··· Excerpted records
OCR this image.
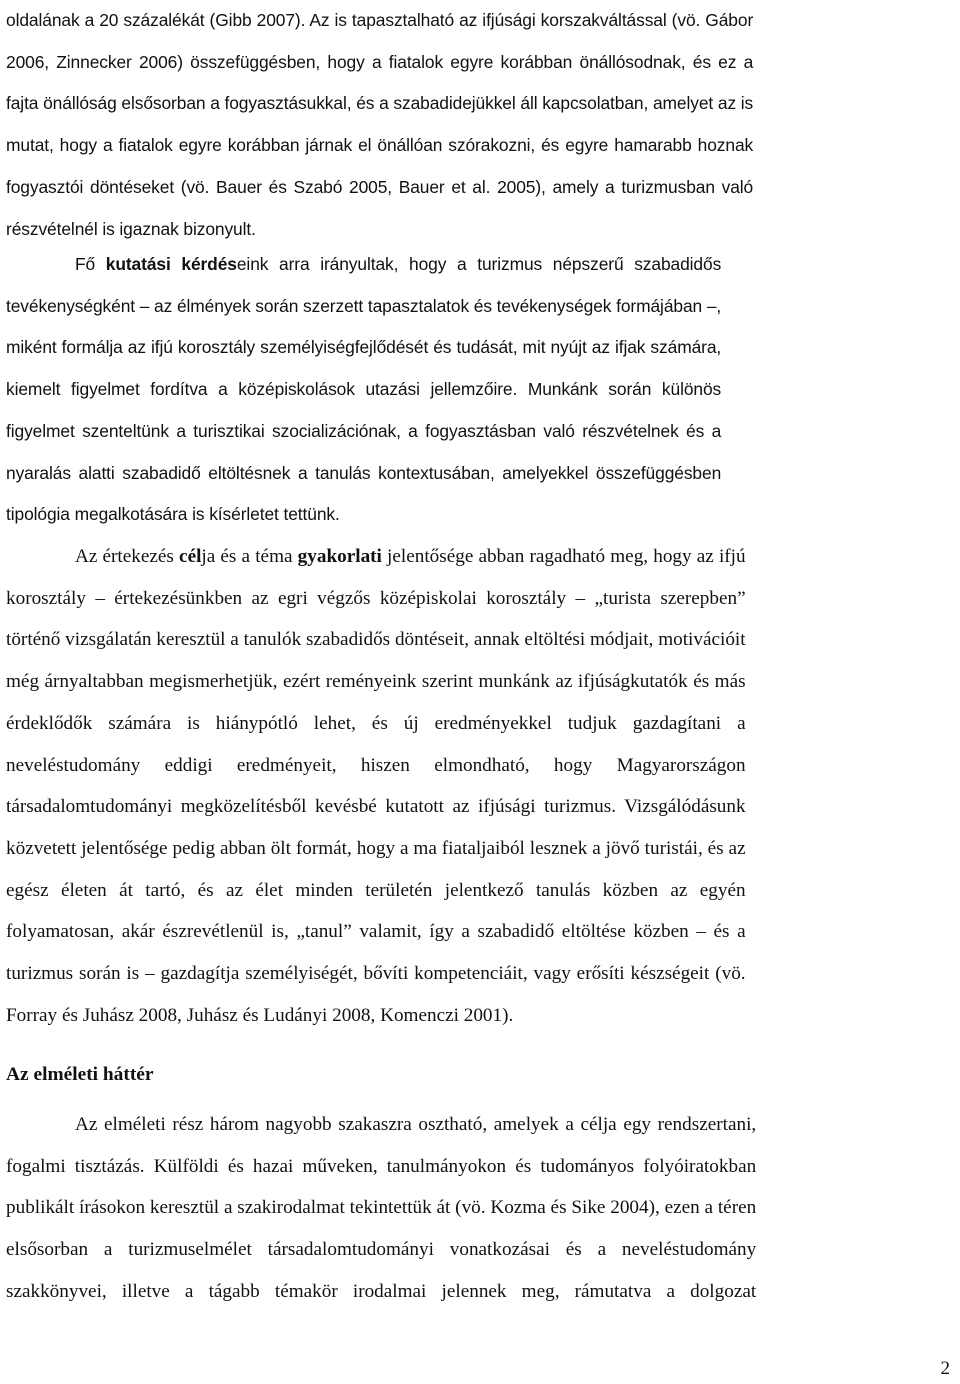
oldalának a 20 százalékát (Gibb 2007). Az is tapasztalható az ifjúsági korszakváltással (vö. Gábor
2006, Zinnecker 2006) összefüggésben, hogy a fiatalok egyre korábban önállósodnak, és ez a
fajta önállóság elsősorban a fogyasztásukkal, és a szabadidejükkel áll kapcsolatban, amelyet az is
mutat, hogy a fiatalok egyre korábban járnak el önállóan szórakozni, és egyre hamarabb hoznak
fogyasztói döntéseket (vö. Bauer és Szabó 2005, Bauer et al. 2005), amely a turizmusban való
részvételnél is igaznak bizonyult.

Fő kutatási kérdéseink arra irányultak, hogy a turizmus népszerű szabadidős
tevékenységként – az élmények során szerzett tapasztalatok és tevékenységek formájában –,
miként formálja az ifjú korosztály személyiségfejlődését és tudását, mit nyújt az ifjak számára,
kiemelt figyelmet fordítva a középiskolások utazási jellemzőire. Munkánk során különös
figyelmet szenteltünk a turisztikai szocializációnak, a fogyasztásban való részvételnek és a
nyaralás alatti szabadidő eltöltésnek a tanulás kontextusában, amelyekkel összefüggésben
tipológia megalkotására is kísérletet tettünk.

Az értekezés célja és a téma gyakorlati jelentősége abban ragadható meg, hogy az ifjú
korosztály – értekezésünkben az egri végzős középiskolai korosztály – „turista szerepben”
történő vizsgálatán keresztül a tanulók szabadidős döntéseit, annak eltöltési módjait, motivációit
még árnyaltabban megismerhetjük, ezért reményeink szerint munkánk az ifjúságkutatók és más
érdeklődők számára is hiánypótló lehet, és új eredményekkel tudjuk gazdagítani a
neveléstudomány eddigi eredményeit, hiszen elmondható, hogy Magyarországon
társadalomtudományi megközelítésből kevésbé kutatott az ifjúsági turizmus. Vizsgálódásunk
közvetett jelentősége pedig abban ölt formát, hogy a ma fiataljaiból lesznek a jövő turistái, és az
egész életen át tartó, és az élet minden területén jelentkező tanulás közben az egyén
folyamatosan, akár észrevétlenül is, „tanul” valamit, így a szabadidő eltöltése közben – és a
turizmus során is – gazdagítja személyiségét, bővíti kompetenciáit, vagy erősíti készségeit (vö.
Forray és Juhász 2008, Juhász és Ludányi 2008, Komenczi 2001).

Az elméleti háttér

Az elméleti rész három nagyobb szakaszra osztható, amelyek a célja egy rendszertani,
fogalmi tisztázás. Külföldi és hazai műveken, tanulmányokon és tudományos folyóiratokban
publikált írásokon keresztül a szakirodalmat tekintettük át (vö. Kozma és Sike 2004), ezen a téren
elsősorban a turizmuselmélet társadalomtudományi vonatkozásai és a neveléstudomány
szakkönyvei, illetve a tágabb témakör irodalmai jelennek meg, rámutatva a dolgozat

2
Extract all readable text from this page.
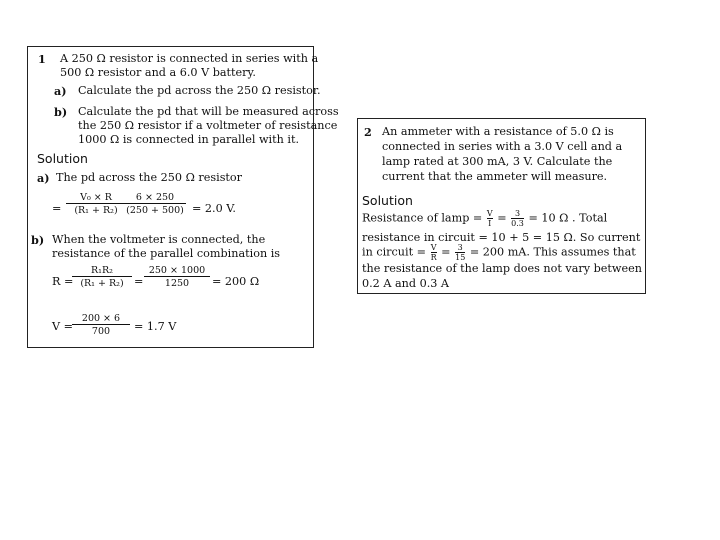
1 A 250 Ω resistor is connected in series with a
500 Ω resistor and a 6.0 V battery.
a) Calculate the pd across the 250 Ω resistor.
b) Calculate the pd that will be measured across
the 250 Ω resistor if a voltmeter of resistance
1000 Ω is connected in parallel with it.
Solution
a) The pd across the 250 Ω resistor
=
V₀ × R
(R₁ + R₂)
6 × 250
(250 + 500) = 2.0 V.
b) When the voltmeter is connected, the
resistance of the parallel combination is
R =
R₁R₂
(R₁ + R₂) =
250 × 1000
1250	= 200 Ω
V =
200 × 6
700	= 1.7 V
2 An ammeter with a resistance of 5.0 Ω is
connected in series with a 3.0 V cell and a
lamp rated at 300 mA, 3 V. Calculate the
current that the ammeter will measure.
Solution
Resistance of lamp = $\frac{V}{I} = \frac{3}{0.3} = 10$ Ω . Total
resistance in circuit = 10 + 5 = 15 Ω. So current
in circuit = $\frac{V}{R} = \frac{3}{15} = 200$ mA. This assumes that
the resistance of the lamp does not vary between
0.2 A and 0.3 A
······
▶ **The problem**: Determine how many lines of the listing above include the word "voltmeter", and report that number only.

▶ **Finished task**: 2